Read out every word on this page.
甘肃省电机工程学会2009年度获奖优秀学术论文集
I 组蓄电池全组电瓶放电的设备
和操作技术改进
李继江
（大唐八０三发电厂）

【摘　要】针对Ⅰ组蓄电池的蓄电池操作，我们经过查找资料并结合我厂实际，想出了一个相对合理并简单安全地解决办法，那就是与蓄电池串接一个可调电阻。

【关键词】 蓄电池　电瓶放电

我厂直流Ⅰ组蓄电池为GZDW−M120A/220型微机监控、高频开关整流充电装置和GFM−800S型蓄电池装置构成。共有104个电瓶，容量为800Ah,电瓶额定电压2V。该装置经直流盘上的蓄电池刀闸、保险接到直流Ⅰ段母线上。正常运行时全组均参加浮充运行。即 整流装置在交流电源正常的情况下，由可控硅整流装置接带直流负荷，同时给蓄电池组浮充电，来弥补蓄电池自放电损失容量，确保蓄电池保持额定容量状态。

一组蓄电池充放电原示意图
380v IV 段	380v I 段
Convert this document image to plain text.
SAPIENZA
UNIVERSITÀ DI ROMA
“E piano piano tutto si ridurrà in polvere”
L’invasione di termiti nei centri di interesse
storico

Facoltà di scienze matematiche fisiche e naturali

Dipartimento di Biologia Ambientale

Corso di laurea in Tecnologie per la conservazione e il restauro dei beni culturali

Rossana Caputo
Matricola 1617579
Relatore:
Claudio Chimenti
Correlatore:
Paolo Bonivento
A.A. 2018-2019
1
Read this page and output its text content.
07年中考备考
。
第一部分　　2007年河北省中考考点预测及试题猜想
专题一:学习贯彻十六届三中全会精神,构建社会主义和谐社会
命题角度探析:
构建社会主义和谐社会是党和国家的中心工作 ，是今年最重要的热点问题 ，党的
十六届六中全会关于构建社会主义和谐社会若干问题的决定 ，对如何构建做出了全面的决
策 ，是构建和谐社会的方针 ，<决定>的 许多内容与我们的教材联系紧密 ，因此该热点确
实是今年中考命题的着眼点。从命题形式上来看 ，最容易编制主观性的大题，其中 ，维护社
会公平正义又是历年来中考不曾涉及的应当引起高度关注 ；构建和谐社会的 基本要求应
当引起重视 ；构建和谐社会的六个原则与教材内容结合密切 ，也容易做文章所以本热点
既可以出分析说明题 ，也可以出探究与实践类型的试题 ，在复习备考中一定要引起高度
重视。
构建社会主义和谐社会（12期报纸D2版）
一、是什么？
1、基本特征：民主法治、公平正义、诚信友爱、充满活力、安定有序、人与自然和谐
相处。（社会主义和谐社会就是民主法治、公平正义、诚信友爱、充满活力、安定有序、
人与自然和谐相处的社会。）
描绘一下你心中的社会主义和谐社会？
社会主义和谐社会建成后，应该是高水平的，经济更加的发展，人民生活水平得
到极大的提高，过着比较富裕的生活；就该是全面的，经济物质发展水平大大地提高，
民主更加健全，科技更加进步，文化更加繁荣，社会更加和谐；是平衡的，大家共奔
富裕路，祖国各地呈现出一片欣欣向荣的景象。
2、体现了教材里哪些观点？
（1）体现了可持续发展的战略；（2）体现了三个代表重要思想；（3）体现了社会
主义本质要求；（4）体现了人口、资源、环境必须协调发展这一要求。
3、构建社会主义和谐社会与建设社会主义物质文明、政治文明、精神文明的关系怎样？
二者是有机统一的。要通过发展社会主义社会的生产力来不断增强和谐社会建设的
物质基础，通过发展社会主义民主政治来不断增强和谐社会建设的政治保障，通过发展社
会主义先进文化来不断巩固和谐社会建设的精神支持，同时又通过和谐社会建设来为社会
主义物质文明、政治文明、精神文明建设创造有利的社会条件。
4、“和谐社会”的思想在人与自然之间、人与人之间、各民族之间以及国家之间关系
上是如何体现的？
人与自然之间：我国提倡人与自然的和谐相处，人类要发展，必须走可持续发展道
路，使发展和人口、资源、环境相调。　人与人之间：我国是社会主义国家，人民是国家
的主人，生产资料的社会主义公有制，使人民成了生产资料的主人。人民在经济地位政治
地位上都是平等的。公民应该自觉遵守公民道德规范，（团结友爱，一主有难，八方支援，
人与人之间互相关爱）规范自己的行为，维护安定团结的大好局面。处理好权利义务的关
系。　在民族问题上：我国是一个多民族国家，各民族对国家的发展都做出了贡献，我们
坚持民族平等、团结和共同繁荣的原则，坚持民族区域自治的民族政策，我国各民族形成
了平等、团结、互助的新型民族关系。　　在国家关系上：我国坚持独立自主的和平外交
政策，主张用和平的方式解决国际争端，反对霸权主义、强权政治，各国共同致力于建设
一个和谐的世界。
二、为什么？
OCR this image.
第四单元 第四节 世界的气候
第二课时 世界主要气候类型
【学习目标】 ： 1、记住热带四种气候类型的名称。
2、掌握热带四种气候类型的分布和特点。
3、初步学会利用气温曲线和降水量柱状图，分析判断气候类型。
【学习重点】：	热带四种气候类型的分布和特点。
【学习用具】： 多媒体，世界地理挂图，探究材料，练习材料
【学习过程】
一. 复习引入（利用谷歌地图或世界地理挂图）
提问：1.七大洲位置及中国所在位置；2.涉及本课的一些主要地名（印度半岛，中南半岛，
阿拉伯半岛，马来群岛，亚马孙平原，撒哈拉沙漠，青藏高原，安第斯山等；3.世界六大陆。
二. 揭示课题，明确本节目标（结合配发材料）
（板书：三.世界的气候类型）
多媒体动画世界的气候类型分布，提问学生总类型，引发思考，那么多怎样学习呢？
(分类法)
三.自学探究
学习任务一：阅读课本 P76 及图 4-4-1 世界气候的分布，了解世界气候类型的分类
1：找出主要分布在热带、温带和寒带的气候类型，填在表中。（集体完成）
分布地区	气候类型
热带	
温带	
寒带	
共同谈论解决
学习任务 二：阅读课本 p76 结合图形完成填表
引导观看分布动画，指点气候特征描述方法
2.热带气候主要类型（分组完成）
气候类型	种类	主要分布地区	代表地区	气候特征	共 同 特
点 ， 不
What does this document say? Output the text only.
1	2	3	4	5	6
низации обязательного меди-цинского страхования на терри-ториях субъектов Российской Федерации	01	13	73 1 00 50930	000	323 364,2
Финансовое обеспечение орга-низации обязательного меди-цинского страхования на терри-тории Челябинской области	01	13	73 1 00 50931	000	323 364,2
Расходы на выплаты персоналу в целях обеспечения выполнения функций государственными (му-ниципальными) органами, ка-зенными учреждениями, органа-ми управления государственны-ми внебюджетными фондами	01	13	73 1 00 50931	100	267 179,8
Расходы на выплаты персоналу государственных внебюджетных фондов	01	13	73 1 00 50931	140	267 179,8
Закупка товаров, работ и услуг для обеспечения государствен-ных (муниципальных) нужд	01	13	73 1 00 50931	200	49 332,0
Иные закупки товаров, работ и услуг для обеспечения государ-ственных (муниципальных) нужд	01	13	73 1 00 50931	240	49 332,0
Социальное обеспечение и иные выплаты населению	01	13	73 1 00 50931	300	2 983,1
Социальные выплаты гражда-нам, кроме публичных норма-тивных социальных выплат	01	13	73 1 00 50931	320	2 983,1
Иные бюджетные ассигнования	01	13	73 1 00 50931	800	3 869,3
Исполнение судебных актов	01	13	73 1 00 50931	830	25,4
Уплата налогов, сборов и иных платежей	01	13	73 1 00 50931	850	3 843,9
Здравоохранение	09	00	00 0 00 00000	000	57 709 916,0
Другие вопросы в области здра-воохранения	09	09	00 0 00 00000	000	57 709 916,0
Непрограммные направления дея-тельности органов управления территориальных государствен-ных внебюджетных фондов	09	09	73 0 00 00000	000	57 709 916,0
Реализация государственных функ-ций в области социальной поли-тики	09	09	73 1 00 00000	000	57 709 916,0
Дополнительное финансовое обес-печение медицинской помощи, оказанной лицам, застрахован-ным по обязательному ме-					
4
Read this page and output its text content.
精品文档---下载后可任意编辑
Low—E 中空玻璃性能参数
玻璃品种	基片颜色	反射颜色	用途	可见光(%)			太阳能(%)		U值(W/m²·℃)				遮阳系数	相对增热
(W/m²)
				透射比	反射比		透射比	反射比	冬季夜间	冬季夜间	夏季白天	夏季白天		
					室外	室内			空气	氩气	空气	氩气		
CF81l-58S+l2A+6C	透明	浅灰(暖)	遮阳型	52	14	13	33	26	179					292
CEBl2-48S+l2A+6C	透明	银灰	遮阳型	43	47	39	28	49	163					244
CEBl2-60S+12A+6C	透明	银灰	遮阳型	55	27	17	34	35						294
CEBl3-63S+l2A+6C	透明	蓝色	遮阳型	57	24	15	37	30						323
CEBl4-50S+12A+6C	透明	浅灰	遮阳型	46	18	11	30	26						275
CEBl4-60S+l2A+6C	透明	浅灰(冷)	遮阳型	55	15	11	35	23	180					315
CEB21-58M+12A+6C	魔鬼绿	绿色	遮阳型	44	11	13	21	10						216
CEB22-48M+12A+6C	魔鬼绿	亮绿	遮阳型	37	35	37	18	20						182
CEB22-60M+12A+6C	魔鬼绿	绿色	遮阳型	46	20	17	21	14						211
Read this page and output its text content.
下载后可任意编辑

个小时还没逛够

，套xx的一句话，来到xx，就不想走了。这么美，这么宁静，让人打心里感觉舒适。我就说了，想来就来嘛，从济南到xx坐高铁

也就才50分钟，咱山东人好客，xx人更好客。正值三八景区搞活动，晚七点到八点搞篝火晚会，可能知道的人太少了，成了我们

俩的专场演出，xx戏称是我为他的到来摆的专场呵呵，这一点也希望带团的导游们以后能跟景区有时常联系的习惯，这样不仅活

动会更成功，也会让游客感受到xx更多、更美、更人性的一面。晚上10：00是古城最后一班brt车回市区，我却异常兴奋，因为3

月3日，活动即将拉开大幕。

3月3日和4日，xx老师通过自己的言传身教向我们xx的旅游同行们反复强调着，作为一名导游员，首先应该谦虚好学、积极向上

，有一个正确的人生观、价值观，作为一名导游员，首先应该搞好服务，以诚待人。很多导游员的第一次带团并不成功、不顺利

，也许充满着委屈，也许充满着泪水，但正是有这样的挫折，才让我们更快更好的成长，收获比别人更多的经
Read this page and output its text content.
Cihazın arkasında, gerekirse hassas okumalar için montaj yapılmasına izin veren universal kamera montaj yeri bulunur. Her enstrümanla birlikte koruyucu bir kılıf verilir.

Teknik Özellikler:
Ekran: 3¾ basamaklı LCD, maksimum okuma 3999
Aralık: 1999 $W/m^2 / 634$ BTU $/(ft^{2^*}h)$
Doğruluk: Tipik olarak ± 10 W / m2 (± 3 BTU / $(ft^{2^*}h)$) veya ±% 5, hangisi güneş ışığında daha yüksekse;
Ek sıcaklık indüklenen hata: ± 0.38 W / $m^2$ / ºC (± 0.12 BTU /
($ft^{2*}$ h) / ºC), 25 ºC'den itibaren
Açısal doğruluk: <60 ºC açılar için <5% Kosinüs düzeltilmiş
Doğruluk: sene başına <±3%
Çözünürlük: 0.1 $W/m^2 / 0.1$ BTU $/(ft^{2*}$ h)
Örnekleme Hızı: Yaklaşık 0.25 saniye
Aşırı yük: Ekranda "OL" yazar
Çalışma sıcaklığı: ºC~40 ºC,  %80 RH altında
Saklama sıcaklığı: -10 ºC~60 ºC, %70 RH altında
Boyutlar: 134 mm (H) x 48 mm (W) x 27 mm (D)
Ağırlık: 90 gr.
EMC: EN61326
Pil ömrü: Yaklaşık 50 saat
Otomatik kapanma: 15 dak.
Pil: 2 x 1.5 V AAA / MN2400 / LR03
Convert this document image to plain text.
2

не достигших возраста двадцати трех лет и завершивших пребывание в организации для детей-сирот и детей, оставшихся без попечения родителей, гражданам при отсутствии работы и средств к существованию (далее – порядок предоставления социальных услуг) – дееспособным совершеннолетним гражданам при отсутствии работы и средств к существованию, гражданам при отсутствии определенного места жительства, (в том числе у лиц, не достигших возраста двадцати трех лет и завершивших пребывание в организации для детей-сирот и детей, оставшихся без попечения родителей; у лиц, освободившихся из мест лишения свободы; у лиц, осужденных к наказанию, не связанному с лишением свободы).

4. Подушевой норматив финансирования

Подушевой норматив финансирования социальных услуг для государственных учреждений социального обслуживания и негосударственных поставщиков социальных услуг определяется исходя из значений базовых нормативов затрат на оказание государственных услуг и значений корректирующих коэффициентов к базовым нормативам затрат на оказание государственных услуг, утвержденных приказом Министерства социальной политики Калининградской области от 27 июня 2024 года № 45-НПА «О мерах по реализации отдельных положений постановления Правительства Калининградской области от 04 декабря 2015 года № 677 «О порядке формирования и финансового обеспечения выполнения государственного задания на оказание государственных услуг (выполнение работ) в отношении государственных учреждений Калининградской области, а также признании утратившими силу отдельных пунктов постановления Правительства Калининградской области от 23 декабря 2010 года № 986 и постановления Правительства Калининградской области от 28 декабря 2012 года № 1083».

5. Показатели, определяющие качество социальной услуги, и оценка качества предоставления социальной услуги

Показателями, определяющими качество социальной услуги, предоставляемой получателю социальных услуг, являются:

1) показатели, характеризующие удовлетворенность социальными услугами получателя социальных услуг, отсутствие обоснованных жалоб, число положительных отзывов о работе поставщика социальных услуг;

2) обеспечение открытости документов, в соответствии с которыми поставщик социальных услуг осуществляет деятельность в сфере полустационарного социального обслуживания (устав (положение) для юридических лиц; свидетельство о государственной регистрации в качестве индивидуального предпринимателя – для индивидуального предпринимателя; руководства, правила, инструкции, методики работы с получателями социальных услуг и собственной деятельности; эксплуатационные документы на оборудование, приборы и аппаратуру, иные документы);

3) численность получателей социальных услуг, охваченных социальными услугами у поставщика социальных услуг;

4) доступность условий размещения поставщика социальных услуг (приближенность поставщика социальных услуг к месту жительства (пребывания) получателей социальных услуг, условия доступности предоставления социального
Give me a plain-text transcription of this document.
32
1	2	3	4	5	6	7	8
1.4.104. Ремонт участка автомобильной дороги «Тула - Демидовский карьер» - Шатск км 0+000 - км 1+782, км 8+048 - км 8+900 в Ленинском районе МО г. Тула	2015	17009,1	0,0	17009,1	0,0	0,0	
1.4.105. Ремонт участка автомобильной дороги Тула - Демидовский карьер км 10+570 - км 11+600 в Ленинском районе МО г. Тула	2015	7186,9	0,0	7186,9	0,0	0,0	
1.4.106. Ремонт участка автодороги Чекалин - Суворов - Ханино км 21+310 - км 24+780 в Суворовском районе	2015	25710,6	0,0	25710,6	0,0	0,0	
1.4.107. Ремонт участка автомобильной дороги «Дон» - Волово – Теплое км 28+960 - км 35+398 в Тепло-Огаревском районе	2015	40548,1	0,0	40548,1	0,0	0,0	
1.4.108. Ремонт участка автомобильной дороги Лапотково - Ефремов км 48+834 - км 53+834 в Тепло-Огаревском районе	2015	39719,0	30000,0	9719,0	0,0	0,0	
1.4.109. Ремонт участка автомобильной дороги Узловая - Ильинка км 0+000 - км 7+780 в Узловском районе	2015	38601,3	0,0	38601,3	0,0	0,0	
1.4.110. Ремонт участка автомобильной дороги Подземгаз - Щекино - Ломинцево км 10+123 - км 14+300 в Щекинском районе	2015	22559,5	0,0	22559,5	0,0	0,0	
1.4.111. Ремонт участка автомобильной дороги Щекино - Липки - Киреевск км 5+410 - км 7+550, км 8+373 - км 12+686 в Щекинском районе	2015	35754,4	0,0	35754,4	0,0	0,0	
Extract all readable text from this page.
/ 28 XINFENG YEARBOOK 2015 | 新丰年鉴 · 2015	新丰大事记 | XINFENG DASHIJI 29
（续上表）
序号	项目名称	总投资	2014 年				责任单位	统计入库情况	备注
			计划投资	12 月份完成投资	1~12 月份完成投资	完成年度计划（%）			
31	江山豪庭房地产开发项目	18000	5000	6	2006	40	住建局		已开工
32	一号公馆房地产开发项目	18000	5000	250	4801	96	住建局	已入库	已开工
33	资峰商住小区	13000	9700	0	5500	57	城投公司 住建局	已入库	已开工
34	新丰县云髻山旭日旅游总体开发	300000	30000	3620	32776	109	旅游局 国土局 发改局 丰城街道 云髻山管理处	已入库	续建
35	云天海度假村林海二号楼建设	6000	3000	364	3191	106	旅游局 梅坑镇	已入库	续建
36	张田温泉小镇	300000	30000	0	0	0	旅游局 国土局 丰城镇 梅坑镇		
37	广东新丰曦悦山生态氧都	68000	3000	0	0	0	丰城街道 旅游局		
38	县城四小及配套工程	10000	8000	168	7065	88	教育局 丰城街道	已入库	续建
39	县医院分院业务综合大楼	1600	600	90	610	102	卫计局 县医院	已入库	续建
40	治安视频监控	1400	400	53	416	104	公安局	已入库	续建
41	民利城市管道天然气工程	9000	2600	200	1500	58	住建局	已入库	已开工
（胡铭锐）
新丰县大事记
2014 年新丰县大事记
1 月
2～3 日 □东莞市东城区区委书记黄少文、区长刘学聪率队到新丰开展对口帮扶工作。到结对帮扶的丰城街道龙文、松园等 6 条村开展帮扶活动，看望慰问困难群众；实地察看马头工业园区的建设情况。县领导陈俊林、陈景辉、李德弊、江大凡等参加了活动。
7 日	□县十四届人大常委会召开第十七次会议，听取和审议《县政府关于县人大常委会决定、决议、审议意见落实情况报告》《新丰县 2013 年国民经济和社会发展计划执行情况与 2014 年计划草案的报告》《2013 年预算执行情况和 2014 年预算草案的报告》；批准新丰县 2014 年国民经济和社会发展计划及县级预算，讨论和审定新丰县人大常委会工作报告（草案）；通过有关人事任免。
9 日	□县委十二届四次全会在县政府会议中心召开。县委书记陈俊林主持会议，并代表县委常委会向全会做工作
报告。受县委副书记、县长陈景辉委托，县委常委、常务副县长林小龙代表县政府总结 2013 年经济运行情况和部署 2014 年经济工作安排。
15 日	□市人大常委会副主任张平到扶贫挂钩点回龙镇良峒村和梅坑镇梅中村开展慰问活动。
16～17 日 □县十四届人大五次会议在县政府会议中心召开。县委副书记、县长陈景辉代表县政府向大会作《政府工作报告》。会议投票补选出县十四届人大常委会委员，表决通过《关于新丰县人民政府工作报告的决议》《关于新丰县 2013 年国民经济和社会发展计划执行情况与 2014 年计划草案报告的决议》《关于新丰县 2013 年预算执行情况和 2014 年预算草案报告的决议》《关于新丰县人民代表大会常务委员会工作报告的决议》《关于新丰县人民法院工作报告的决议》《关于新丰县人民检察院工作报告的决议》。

========

- Objective -
Copy out each line of the data containing the string "document".

- Exercise response -
Convert this document image to plain text.
What does this document say? Output the text only.
Convert this document image to plain text.
Give me a plain-text transcription of this document.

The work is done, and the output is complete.